Problem requirements>
Write out the whole listing, matching it exactly.

Source records>
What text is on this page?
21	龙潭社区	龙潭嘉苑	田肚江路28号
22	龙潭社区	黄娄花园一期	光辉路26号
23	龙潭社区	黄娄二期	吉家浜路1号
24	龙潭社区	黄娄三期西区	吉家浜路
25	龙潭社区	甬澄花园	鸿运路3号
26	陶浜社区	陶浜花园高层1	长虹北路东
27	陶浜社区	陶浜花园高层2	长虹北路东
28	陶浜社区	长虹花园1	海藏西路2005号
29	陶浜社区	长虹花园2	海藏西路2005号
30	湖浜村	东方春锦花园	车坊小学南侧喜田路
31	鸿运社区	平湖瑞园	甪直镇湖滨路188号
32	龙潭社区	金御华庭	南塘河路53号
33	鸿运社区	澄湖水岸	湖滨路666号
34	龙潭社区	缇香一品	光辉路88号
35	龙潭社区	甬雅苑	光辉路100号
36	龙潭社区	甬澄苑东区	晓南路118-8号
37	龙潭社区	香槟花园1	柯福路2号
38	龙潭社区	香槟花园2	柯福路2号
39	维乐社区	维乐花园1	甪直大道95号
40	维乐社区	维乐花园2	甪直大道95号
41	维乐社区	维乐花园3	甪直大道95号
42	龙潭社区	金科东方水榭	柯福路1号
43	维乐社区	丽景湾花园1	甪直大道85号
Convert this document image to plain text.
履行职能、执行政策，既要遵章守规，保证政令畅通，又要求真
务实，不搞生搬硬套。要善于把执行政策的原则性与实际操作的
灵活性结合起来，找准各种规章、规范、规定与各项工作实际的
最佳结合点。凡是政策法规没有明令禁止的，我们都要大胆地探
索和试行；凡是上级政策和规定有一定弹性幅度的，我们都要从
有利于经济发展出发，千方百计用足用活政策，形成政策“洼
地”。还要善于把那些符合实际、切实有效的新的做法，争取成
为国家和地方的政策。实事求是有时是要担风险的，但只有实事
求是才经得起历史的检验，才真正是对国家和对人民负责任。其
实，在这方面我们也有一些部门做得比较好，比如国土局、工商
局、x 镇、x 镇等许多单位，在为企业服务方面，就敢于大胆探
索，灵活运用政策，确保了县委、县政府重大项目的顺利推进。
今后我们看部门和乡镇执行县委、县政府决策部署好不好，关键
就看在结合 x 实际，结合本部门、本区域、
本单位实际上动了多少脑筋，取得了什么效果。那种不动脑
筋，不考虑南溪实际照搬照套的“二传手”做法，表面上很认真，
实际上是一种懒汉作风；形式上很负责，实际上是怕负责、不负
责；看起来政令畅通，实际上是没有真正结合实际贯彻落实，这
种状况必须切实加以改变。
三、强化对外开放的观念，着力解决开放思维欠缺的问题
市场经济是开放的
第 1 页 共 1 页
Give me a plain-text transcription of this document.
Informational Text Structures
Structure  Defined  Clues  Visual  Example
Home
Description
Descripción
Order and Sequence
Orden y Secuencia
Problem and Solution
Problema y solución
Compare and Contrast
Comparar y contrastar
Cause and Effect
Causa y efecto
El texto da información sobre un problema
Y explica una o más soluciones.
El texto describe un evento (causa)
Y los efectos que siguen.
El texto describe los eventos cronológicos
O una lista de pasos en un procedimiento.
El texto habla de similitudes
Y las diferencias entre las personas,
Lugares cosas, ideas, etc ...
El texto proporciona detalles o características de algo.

Result for this task>
What text is on this page?
21	龙潭社区	龙潭嘉苑	田肚江路28号
22	龙潭社区	黄娄花园一期	光辉路26号
23	龙潭社区	黄娄二期	吉家浜路1号
24	龙潭社区	黄娄三期西区	吉家浜路
25	龙潭社区	甬澄花园	鸿运路3号
26	陶浜社区	陶浜花园高层1	长虹北路东
27	陶浜社区	陶浜花园高层2	长虹北路东
28	陶浜社区	长虹花园1	海藏西路2005号
29	陶浜社区	长虹花园2	海藏西路2005号
30	湖浜村	东方春锦花园	车坊小学南侧喜田路
31	鸿运社区	平湖瑞园	甪直镇湖滨路188号
32	龙潭社区	金御华庭	南塘河路53号
33	鸿运社区	澄湖水岸	湖滨路666号
34	龙潭社区	缇香一品	光辉路88号
35	龙潭社区	甬雅苑	光辉路100号
36	龙潭社区	甬澄苑东区	晓南路118-8号
37	龙潭社区	香槟花园1	柯福路2号
38	龙潭社区	香槟花园2	柯福路2号
39	维乐社区	维乐花园1	甪直大道95号
40	维乐社区	维乐花园2	甪直大道95号
41	维乐社区	维乐花园3	甪直大道95号
42	龙潭社区	金科东方水榭	柯福路1号
43	维乐社区	丽景湾花园1	甪直大道85号
Convert this document image to plain text.
履行职能、执行政策，既要遵章守规，保证政令畅通，又要求真
务实，不搞生搬硬套。要善于把执行政策的原则性与实际操作的
灵活性结合起来，找准各种规章、规范、规定与各项工作实际的
最佳结合点。凡是政策法规没有明令禁止的，我们都要大胆地探
索和试行；凡是上级政策和规定有一定弹性幅度的，我们都要从
有利于经济发展出发，千方百计用足用活政策，形成政策“洼
地”。还要善于把那些符合实际、切实有效的新的做法，争取成
为国家和地方的政策。实事求是有时是要担风险的，但只有实事
求是才经得起历史的检验，才真正是对国家和对人民负责任。其
实，在这方面我们也有一些部门做得比较好，比如国土局、工商
局、x 镇、x 镇等许多单位，在为企业服务方面，就敢于大胆探
索，灵活运用政策，确保了县委、县政府重大项目的顺利推进。
今后我们看部门和乡镇执行县委、县政府决策部署好不好，关键
就看在结合 x 实际，结合本部门、本区域、
本单位实际上动了多少脑筋，取得了什么效果。那种不动脑
筋，不考虑南溪实际照搬照套的“二传手”做法，表面上很认真，
实际上是一种懒汉作风；形式上很负责，实际上是怕负责、不负
责；看起来政令畅通，实际上是没有真正结合实际贯彻落实，这
种状况必须切实加以改变。
三、强化对外开放的观念，着力解决开放思维欠缺的问题
市场经济是开放的
第 1 页 共 1 页
Give me a plain-text transcription of this document.
Informational Text Structures
Structure  Defined  Clues  Visual  Example
Home
Description
Descripción
Order and Sequence
Orden y Secuencia
Problem and Solution
Problema y solución
Compare and Contrast
Comparar y contrastar
Cause and Effect
Causa y efecto
El texto da información sobre un problema
Y explica una o más soluciones.
El texto describe un evento (causa)
Y los efectos que siguen.
El texto describe los eventos cronológicos
O una lista de pasos en un procedimiento.
El texto habla de similitudes
Y las diferencias entre las personas,
Lugares cosas, ideas, etc ...
El texto proporciona detalles o características de algo.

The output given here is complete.